— START OF Provided material —
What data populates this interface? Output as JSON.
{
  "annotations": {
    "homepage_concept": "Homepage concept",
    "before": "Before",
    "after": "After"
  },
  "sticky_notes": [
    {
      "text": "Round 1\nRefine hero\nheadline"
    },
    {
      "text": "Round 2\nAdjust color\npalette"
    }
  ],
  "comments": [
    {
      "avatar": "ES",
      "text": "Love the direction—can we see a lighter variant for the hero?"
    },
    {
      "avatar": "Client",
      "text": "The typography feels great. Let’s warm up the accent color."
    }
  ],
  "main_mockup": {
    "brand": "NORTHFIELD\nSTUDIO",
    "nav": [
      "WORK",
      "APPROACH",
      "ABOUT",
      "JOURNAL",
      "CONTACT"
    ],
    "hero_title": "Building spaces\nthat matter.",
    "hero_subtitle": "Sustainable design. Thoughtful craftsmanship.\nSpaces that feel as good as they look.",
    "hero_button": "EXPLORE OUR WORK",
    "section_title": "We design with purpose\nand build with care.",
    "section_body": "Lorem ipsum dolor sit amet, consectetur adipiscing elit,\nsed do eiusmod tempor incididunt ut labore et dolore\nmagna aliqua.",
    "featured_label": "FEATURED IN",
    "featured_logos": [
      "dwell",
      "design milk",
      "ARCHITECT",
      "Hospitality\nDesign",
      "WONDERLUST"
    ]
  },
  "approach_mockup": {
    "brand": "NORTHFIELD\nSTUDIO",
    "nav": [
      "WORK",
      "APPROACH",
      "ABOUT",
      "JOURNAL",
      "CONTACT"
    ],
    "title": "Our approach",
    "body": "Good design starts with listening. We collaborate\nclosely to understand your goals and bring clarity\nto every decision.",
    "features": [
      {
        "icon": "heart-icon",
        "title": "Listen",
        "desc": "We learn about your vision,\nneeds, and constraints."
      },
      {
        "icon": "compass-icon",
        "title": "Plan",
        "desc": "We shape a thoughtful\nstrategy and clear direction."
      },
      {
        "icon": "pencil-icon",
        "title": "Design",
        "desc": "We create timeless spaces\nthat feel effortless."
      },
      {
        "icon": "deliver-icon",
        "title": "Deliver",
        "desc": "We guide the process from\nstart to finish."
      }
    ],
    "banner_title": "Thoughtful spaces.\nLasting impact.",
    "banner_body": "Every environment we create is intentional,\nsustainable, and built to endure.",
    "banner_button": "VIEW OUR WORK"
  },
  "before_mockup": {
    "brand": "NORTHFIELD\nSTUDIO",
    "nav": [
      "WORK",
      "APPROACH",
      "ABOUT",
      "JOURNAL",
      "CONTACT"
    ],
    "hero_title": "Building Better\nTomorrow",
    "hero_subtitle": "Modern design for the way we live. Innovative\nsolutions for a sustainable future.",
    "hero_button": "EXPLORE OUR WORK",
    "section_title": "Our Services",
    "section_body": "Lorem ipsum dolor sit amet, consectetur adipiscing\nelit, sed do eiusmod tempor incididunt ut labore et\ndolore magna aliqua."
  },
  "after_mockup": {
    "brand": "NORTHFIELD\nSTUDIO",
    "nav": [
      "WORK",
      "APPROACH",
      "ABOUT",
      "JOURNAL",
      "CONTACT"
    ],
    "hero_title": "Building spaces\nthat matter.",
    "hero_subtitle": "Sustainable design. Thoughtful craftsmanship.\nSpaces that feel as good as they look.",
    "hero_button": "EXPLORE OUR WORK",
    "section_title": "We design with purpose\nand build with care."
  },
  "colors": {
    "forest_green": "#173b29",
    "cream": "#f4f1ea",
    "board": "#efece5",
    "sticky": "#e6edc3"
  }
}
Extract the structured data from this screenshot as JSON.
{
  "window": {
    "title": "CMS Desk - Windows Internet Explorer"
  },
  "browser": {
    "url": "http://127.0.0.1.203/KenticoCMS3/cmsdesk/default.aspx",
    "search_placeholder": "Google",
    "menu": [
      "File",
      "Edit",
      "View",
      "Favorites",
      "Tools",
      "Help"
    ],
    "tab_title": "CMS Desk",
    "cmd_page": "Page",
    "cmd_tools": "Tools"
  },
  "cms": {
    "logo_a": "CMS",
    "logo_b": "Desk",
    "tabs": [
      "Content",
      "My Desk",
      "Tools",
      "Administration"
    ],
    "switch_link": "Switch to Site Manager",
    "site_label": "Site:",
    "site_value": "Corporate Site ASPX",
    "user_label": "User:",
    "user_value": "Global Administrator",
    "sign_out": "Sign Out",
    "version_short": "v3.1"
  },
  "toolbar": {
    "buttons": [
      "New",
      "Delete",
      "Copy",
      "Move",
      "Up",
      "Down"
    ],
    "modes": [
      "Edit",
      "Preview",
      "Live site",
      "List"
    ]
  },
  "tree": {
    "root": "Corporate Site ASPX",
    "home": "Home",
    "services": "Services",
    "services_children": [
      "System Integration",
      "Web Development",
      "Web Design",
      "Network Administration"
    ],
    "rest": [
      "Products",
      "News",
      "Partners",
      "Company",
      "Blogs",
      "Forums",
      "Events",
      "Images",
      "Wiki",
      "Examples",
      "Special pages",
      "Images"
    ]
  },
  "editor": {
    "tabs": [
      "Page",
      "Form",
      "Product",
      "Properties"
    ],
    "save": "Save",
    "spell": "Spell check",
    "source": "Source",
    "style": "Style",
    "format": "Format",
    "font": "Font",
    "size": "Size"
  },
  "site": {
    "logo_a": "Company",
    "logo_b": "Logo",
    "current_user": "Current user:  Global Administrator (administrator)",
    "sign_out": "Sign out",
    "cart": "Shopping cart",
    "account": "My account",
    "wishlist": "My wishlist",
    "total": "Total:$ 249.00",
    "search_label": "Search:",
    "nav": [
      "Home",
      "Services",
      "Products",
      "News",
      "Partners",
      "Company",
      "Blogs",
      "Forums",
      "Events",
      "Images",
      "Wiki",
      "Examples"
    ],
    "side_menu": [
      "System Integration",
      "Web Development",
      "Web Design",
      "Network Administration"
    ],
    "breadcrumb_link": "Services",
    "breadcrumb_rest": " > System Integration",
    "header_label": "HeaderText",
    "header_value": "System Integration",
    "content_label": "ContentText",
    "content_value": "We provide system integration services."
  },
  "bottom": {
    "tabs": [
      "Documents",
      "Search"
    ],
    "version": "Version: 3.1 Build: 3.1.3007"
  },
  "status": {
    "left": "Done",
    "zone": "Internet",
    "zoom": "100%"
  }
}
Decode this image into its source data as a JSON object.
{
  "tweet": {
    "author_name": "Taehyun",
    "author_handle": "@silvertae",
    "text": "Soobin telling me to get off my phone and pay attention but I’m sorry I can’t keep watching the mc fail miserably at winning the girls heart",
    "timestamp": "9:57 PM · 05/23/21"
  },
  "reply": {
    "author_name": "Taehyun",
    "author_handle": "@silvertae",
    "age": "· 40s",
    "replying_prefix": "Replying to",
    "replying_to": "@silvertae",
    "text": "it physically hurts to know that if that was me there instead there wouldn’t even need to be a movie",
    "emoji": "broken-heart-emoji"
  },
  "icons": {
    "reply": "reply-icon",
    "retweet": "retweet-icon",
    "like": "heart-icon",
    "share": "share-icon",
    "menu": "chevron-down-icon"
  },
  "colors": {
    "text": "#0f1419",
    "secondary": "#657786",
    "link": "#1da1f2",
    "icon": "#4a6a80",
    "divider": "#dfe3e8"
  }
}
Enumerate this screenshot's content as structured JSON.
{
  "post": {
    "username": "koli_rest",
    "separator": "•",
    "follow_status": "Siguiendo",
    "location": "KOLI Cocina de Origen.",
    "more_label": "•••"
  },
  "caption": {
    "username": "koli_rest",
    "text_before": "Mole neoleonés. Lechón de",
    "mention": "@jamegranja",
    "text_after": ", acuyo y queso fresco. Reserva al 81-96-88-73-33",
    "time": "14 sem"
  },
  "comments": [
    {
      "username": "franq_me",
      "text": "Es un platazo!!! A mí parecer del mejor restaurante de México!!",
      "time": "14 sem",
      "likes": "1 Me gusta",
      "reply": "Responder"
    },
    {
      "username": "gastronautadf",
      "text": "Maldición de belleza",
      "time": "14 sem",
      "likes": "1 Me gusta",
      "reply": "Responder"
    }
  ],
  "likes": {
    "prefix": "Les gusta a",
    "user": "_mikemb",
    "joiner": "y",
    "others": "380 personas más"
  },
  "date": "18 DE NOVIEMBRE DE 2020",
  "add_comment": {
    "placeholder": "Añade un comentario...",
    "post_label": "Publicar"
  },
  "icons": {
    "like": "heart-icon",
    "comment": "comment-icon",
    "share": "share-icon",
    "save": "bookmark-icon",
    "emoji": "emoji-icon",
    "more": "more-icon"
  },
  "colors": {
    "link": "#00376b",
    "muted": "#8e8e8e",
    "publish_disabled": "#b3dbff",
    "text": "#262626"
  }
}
— END OF Provided material —
Exactly how many lines contain "heart"? State the number and nothing else.

**Reply**
5